- INPUT:
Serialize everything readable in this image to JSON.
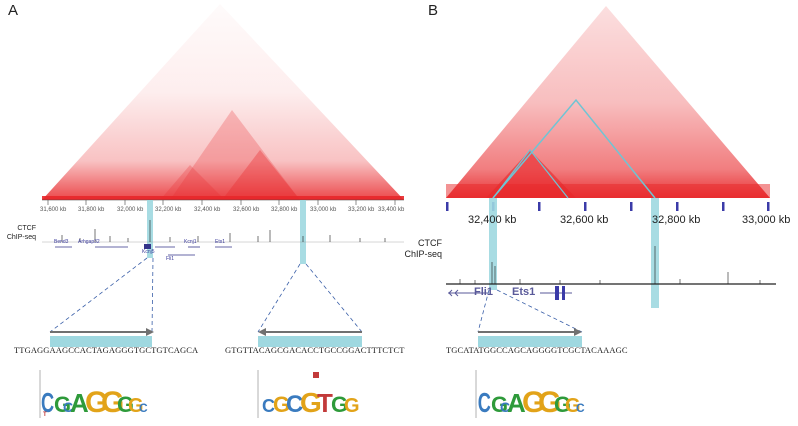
{
  "panels": {
    "a": {
      "label": "A",
      "genomic_ticks": [
        "31,600 kb",
        "31,800 kb",
        "32,000 kb",
        "32,200 kb",
        "32,400 kb",
        "32,600 kb",
        "32,800 kb",
        "33,000 kb",
        "33,200 kb",
        "33,400 kb"
      ],
      "track_label_1": "CTCF",
      "track_label_2": "ChIP-seq",
      "genes": [
        "Bend3",
        "Arhgap32",
        "Kcnj1",
        "Fli1",
        "Ets1",
        "Kcnj5"
      ],
      "left_site_sequence": "TTGAGGAAGCCACTAGAGGGTGCTGTCAGCA",
      "right_site_sequence": "GTGTTACAGCGACACCTGCCGGACTTTCTCT",
      "highlight_color": "#9fd8e0"
    },
    "b": {
      "label": "B",
      "genomic_ticks": [
        "32,400 kb",
        "32,600 kb",
        "32,800 kb",
        "33,000 kb"
      ],
      "track_label_1": "CTCF",
      "track_label_2": "ChIP-seq",
      "genes": [
        "Fli1",
        "Ets1"
      ],
      "site_sequence": "TGCATATGGCCAGCAGGGGTCGCTACAAAGC",
      "highlight_color": "#9fd8e0"
    }
  },
  "colors": {
    "heatmap": "#e8272a",
    "bracket": "#6fc4d4",
    "arrow": "#707070",
    "dashed": "#3a5fa8",
    "chip": "#1a1a1a",
    "gene": "#34348a"
  }
}
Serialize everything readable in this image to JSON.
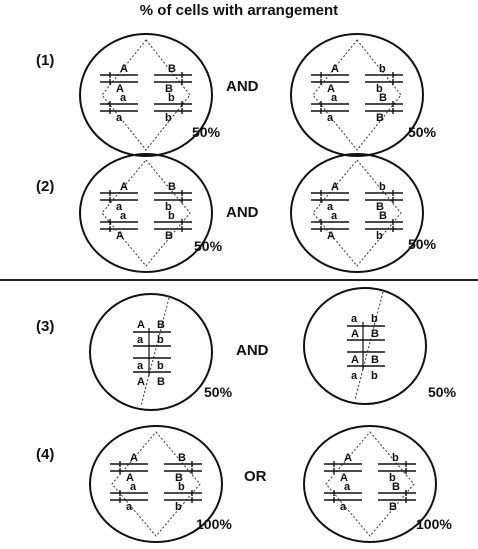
{
  "title": "% of cells with arrangement",
  "options": [
    {
      "number": "(1)",
      "connector": "AND",
      "cells": [
        {
          "percent": "50%",
          "labels": [
            [
              "A",
              "B"
            ],
            [
              "A",
              "B"
            ],
            [
              "a",
              "b"
            ],
            [
              "a",
              "b"
            ]
          ]
        },
        {
          "percent": "50%",
          "labels": [
            [
              "A",
              "b"
            ],
            [
              "A",
              "b"
            ],
            [
              "a",
              "B"
            ],
            [
              "a",
              "B"
            ]
          ]
        }
      ]
    },
    {
      "number": "(2)",
      "connector": "AND",
      "cells": [
        {
          "percent": "50%",
          "labels": [
            [
              "A",
              "B"
            ],
            [
              "a",
              "b"
            ],
            [
              "a",
              "b"
            ],
            [
              "A",
              "B"
            ]
          ]
        },
        {
          "percent": "50%",
          "labels": [
            [
              "A",
              "b"
            ],
            [
              "a",
              "B"
            ],
            [
              "a",
              "B"
            ],
            [
              "A",
              "b"
            ]
          ]
        }
      ]
    },
    {
      "number": "(3)",
      "connector": "AND",
      "cells": [
        {
          "percent": "50%",
          "labels": [
            [
              "A",
              "B"
            ],
            [
              "a",
              "b"
            ],
            [
              "a",
              "b"
            ],
            [
              "A",
              "B"
            ]
          ]
        },
        {
          "percent": "50%",
          "labels": [
            [
              "a",
              "b"
            ],
            [
              "A",
              "B"
            ],
            [
              "A",
              "B"
            ],
            [
              "a",
              "b"
            ]
          ]
        }
      ]
    },
    {
      "number": "(4)",
      "connector": "OR",
      "cells": [
        {
          "percent": "100%",
          "labels": [
            [
              "A",
              "B"
            ],
            [
              "A",
              "B"
            ],
            [
              "a",
              "b"
            ],
            [
              "a",
              "b"
            ]
          ]
        },
        {
          "percent": "100%",
          "labels": [
            [
              "A",
              "b"
            ],
            [
              "A",
              "b"
            ],
            [
              "a",
              "B"
            ],
            [
              "a",
              "B"
            ]
          ]
        }
      ]
    }
  ]
}
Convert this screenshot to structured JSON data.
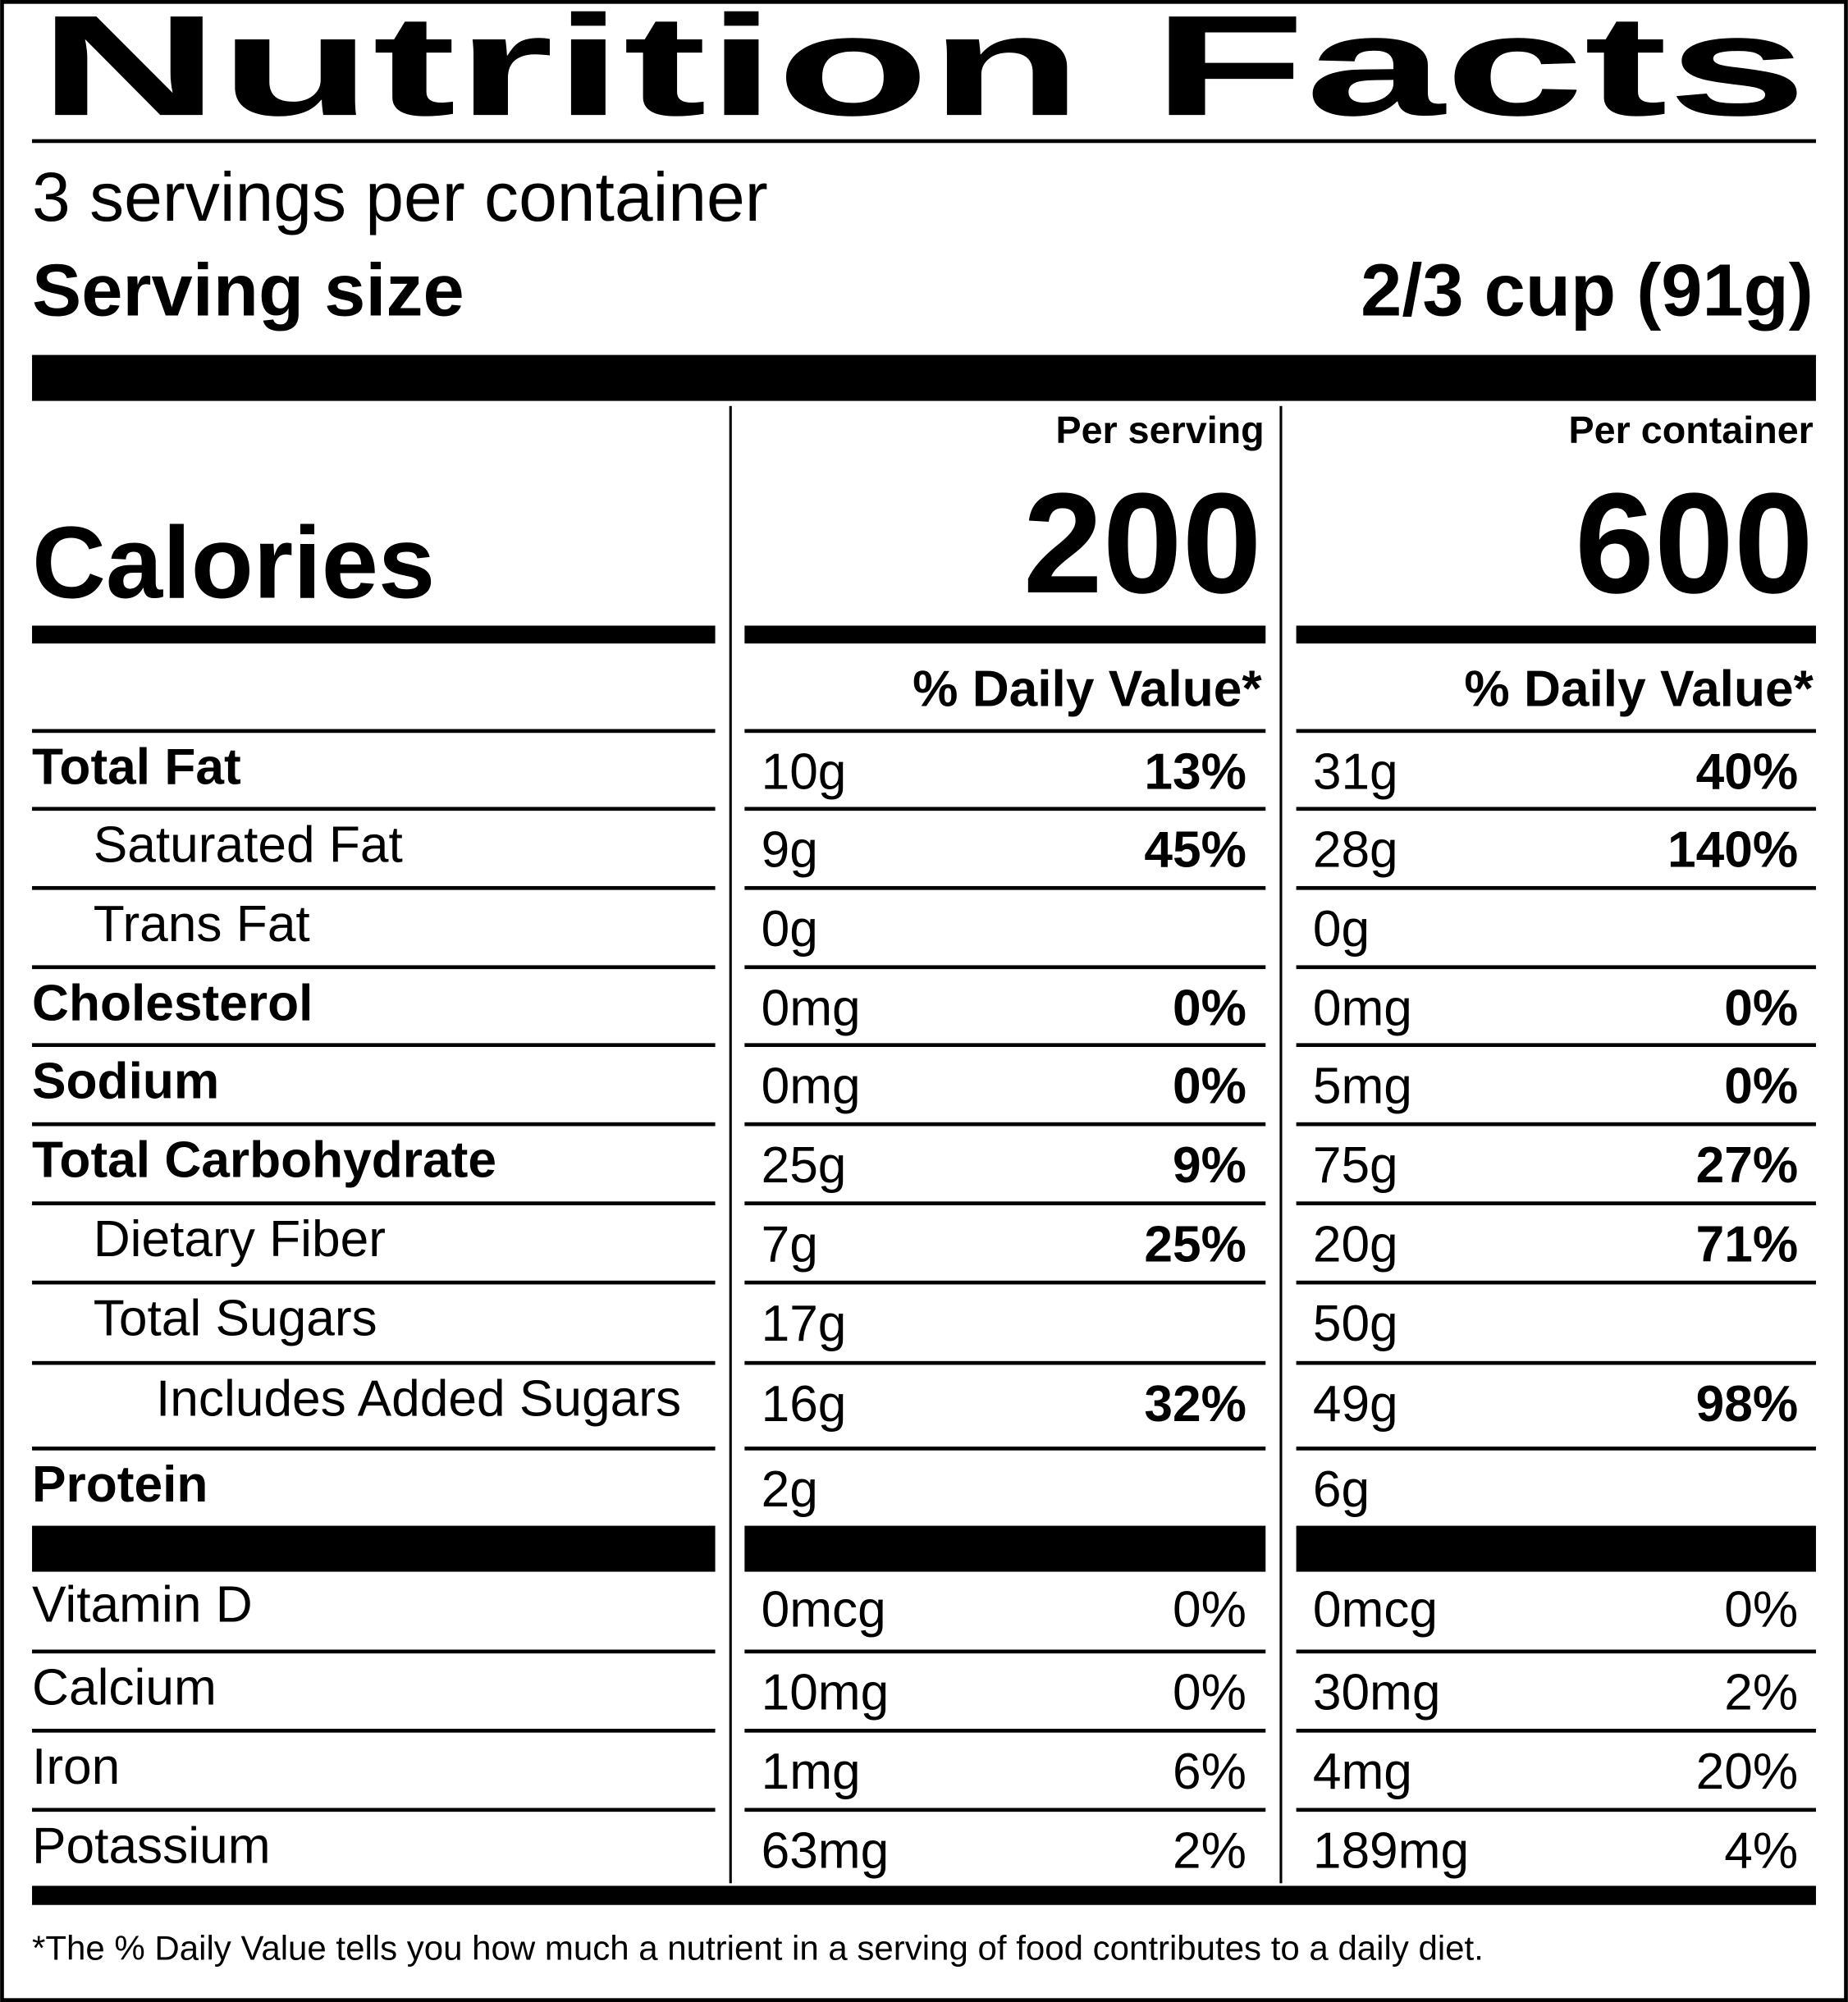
{
  "header": {
    "title": "Nutrition Facts",
    "servings": "3 servings per container",
    "serving_size_label": "Serving size",
    "serving_size_value": "2/3 cup (91g)"
  },
  "calories": {
    "label": "Calories",
    "per_serving_header": "Per serving",
    "per_container_header": "Per container",
    "per_serving": "200",
    "per_container": "600",
    "dv_header_serving": "% Daily Value*",
    "dv_header_container": "% Daily Value*"
  },
  "nutrients": [
    {
      "name": "Total Fat",
      "indent": 0,
      "bold": true,
      "serving_amount": "10g",
      "serving_dv": "13%",
      "container_amount": "31g",
      "container_dv": "40%"
    },
    {
      "name": "Saturated Fat",
      "indent": 1,
      "bold": false,
      "serving_amount": "9g",
      "serving_dv": "45%",
      "container_amount": "28g",
      "container_dv": "140%"
    },
    {
      "name": "Trans Fat",
      "indent": 1,
      "bold": false,
      "serving_amount": "0g",
      "serving_dv": null,
      "container_amount": "0g",
      "container_dv": null
    },
    {
      "name": "Cholesterol",
      "indent": 0,
      "bold": true,
      "serving_amount": "0mg",
      "serving_dv": "0%",
      "container_amount": "0mg",
      "container_dv": "0%"
    },
    {
      "name": "Sodium",
      "indent": 0,
      "bold": true,
      "serving_amount": "0mg",
      "serving_dv": "0%",
      "container_amount": "5mg",
      "container_dv": "0%"
    },
    {
      "name": "Total Carbohydrate",
      "indent": 0,
      "bold": true,
      "serving_amount": "25g",
      "serving_dv": "9%",
      "container_amount": "75g",
      "container_dv": "27%"
    },
    {
      "name": "Dietary Fiber",
      "indent": 1,
      "bold": false,
      "serving_amount": "7g",
      "serving_dv": "25%",
      "container_amount": "20g",
      "container_dv": "71%"
    },
    {
      "name": "Total Sugars",
      "indent": 1,
      "bold": false,
      "serving_amount": "17g",
      "serving_dv": null,
      "container_amount": "50g",
      "container_dv": null
    },
    {
      "name": "Includes Added Sugars",
      "indent": 2,
      "bold": false,
      "serving_amount": "16g",
      "serving_dv": "32%",
      "container_amount": "49g",
      "container_dv": "98%"
    },
    {
      "name": "Protein",
      "indent": 0,
      "bold": true,
      "serving_amount": "2g",
      "serving_dv": null,
      "container_amount": "6g",
      "container_dv": null
    }
  ],
  "vitamins": [
    {
      "name": "Vitamin D",
      "serving_amount": "0mcg",
      "serving_dv": "0%",
      "container_amount": "0mcg",
      "container_dv": "0%"
    },
    {
      "name": "Calcium",
      "serving_amount": "10mg",
      "serving_dv": "0%",
      "container_amount": "30mg",
      "container_dv": "2%"
    },
    {
      "name": "Iron",
      "serving_amount": "1mg",
      "serving_dv": "6%",
      "container_amount": "4mg",
      "container_dv": "20%"
    },
    {
      "name": "Potassium",
      "serving_amount": "63mg",
      "serving_dv": "2%",
      "container_amount": "189mg",
      "container_dv": "4%"
    }
  ],
  "footnote": "*The % Daily Value tells you how much a nutrient in a serving of food contributes to a daily diet."
}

- ABOUT THIS TASK: Reproduce the listing above exactly, without a single picture.

- EXERCISE SOLUTION:
Serialize everything readable in this image to JSON.
{
  "panels": {
    "a": {
      "label": "A",
      "genomic_ticks": [
        "31,600 kb",
        "31,800 kb",
        "32,000 kb",
        "32,200 kb",
        "32,400 kb",
        "32,600 kb",
        "32,800 kb",
        "33,000 kb",
        "33,200 kb",
        "33,400 kb"
      ],
      "track_label_1": "CTCF",
      "track_label_2": "ChIP-seq",
      "genes": [
        "Bend3",
        "Arhgap32",
        "Kcnj1",
        "Fli1",
        "Ets1",
        "Kcnj5"
      ],
      "left_site_sequence": "TTGAGGAAGCCACTAGAGGGTGCTGTCAGCA",
      "right_site_sequence": "GTGTTACAGCGACACCTGCCGGACTTTCTCT",
      "highlight_color": "#9fd8e0"
    },
    "b": {
      "label": "B",
      "genomic_ticks": [
        "32,400 kb",
        "32,600 kb",
        "32,800 kb",
        "33,000 kb"
      ],
      "track_label_1": "CTCF",
      "track_label_2": "ChIP-seq",
      "genes": [
        "Fli1",
        "Ets1"
      ],
      "site_sequence": "TGCATATGGCCAGCAGGGGTCGCTACAAAGC",
      "highlight_color": "#9fd8e0"
    }
  },
  "colors": {
    "heatmap": "#e8272a",
    "bracket": "#6fc4d4",
    "arrow": "#707070",
    "dashed": "#3a5fa8",
    "chip": "#1a1a1a",
    "gene": "#34348a"
  }
}
Serialize everything readable in this image to JSON.
{
  "title": "% of cells with arrangement",
  "options": [
    {
      "number": "(1)",
      "connector": "AND",
      "cells": [
        {
          "percent": "50%",
          "labels": [
            [
              "A",
              "B"
            ],
            [
              "A",
              "B"
            ],
            [
              "a",
              "b"
            ],
            [
              "a",
              "b"
            ]
          ]
        },
        {
          "percent": "50%",
          "labels": [
            [
              "A",
              "b"
            ],
            [
              "A",
              "b"
            ],
            [
              "a",
              "B"
            ],
            [
              "a",
              "B"
            ]
          ]
        }
      ]
    },
    {
      "number": "(2)",
      "connector": "AND",
      "cells": [
        {
          "percent": "50%",
          "labels": [
            [
              "A",
              "B"
            ],
            [
              "a",
              "b"
            ],
            [
              "a",
              "b"
            ],
            [
              "A",
              "B"
            ]
          ]
        },
        {
          "percent": "50%",
          "labels": [
            [
              "A",
              "b"
            ],
            [
              "a",
              "B"
            ],
            [
              "a",
              "B"
            ],
            [
              "A",
              "b"
            ]
          ]
        }
      ]
    },
    {
      "number": "(3)",
      "connector": "AND",
      "cells": [
        {
          "percent": "50%",
          "labels": [
            [
              "A",
              "B"
            ],
            [
              "a",
              "b"
            ],
            [
              "a",
              "b"
            ],
            [
              "A",
              "B"
            ]
          ]
        },
        {
          "percent": "50%",
          "labels": [
            [
              "a",
              "b"
            ],
            [
              "A",
              "B"
            ],
            [
              "A",
              "B"
            ],
            [
              "a",
              "b"
            ]
          ]
        }
      ]
    },
    {
      "number": "(4)",
      "connector": "OR",
      "cells": [
        {
          "percent": "100%",
          "labels": [
            [
              "A",
              "B"
            ],
            [
              "A",
              "B"
            ],
            [
              "a",
              "b"
            ],
            [
              "a",
              "b"
            ]
          ]
        },
        {
          "percent": "100%",
          "labels": [
            [
              "A",
              "b"
            ],
            [
              "A",
              "b"
            ],
            [
              "a",
              "B"
            ],
            [
              "a",
              "B"
            ]
          ]
        }
      ]
    }
  ]
}
Convert this screenshot to structured JSON data.
{
  "header": {
    "title": "Nutrition Facts",
    "servings": "3 servings per container",
    "serving_size_label": "Serving size",
    "serving_size_value": "2/3 cup (91g)"
  },
  "calories": {
    "label": "Calories",
    "per_serving_header": "Per serving",
    "per_container_header": "Per container",
    "per_serving": "200",
    "per_container": "600",
    "dv_header_serving": "% Daily Value*",
    "dv_header_container": "% Daily Value*"
  },
  "nutrients": [
    {
      "name": "Total Fat",
      "indent": 0,
      "bold": true,
      "serving_amount": "10g",
      "serving_dv": "13%",
      "container_amount": "31g",
      "container_dv": "40%"
    },
    {
      "name": "Saturated Fat",
      "indent": 1,
      "bold": false,
      "serving_amount": "9g",
      "serving_dv": "45%",
      "container_amount": "28g",
      "container_dv": "140%"
    },
    {
      "name": "Trans Fat",
      "indent": 1,
      "bold": false,
      "serving_amount": "0g",
      "serving_dv": null,
      "container_amount": "0g",
      "container_dv": null
    },
    {
      "name": "Cholesterol",
      "indent": 0,
      "bold": true,
      "serving_amount": "0mg",
      "serving_dv": "0%",
      "container_amount": "0mg",
      "container_dv": "0%"
    },
    {
      "name": "Sodium",
      "indent": 0,
      "bold": true,
      "serving_amount": "0mg",
      "serving_dv": "0%",
      "container_amount": "5mg",
      "container_dv": "0%"
    },
    {
      "name": "Total Carbohydrate",
      "indent": 0,
      "bold": true,
      "serving_amount": "25g",
      "serving_dv": "9%",
      "container_amount": "75g",
      "container_dv": "27%"
    },
    {
      "name": "Dietary Fiber",
      "indent": 1,
      "bold": false,
      "serving_amount": "7g",
      "serving_dv": "25%",
      "container_amount": "20g",
      "container_dv": "71%"
    },
    {
      "name": "Total Sugars",
      "indent": 1,
      "bold": false,
      "serving_amount": "17g",
      "serving_dv": null,
      "container_amount": "50g",
      "container_dv": null
    },
    {
      "name": "Includes Added Sugars",
      "indent": 2,
      "bold": false,
      "serving_amount": "16g",
      "serving_dv": "32%",
      "container_amount": "49g",
      "container_dv": "98%"
    },
    {
      "name": "Protein",
      "indent": 0,
      "bold": true,
      "serving_amount": "2g",
      "serving_dv": null,
      "container_amount": "6g",
      "container_dv": null
    }
  ],
  "vitamins": [
    {
      "name": "Vitamin D",
      "serving_amount": "0mcg",
      "serving_dv": "0%",
      "container_amount": "0mcg",
      "container_dv": "0%"
    },
    {
      "name": "Calcium",
      "serving_amount": "10mg",
      "serving_dv": "0%",
      "container_amount": "30mg",
      "container_dv": "2%"
    },
    {
      "name": "Iron",
      "serving_amount": "1mg",
      "serving_dv": "6%",
      "container_amount": "4mg",
      "container_dv": "20%"
    },
    {
      "name": "Potassium",
      "serving_amount": "63mg",
      "serving_dv": "2%",
      "container_amount": "189mg",
      "container_dv": "4%"
    }
  ],
  "footnote": "*The % Daily Value tells you how much a nutrient in a serving of food contributes to a daily diet."
}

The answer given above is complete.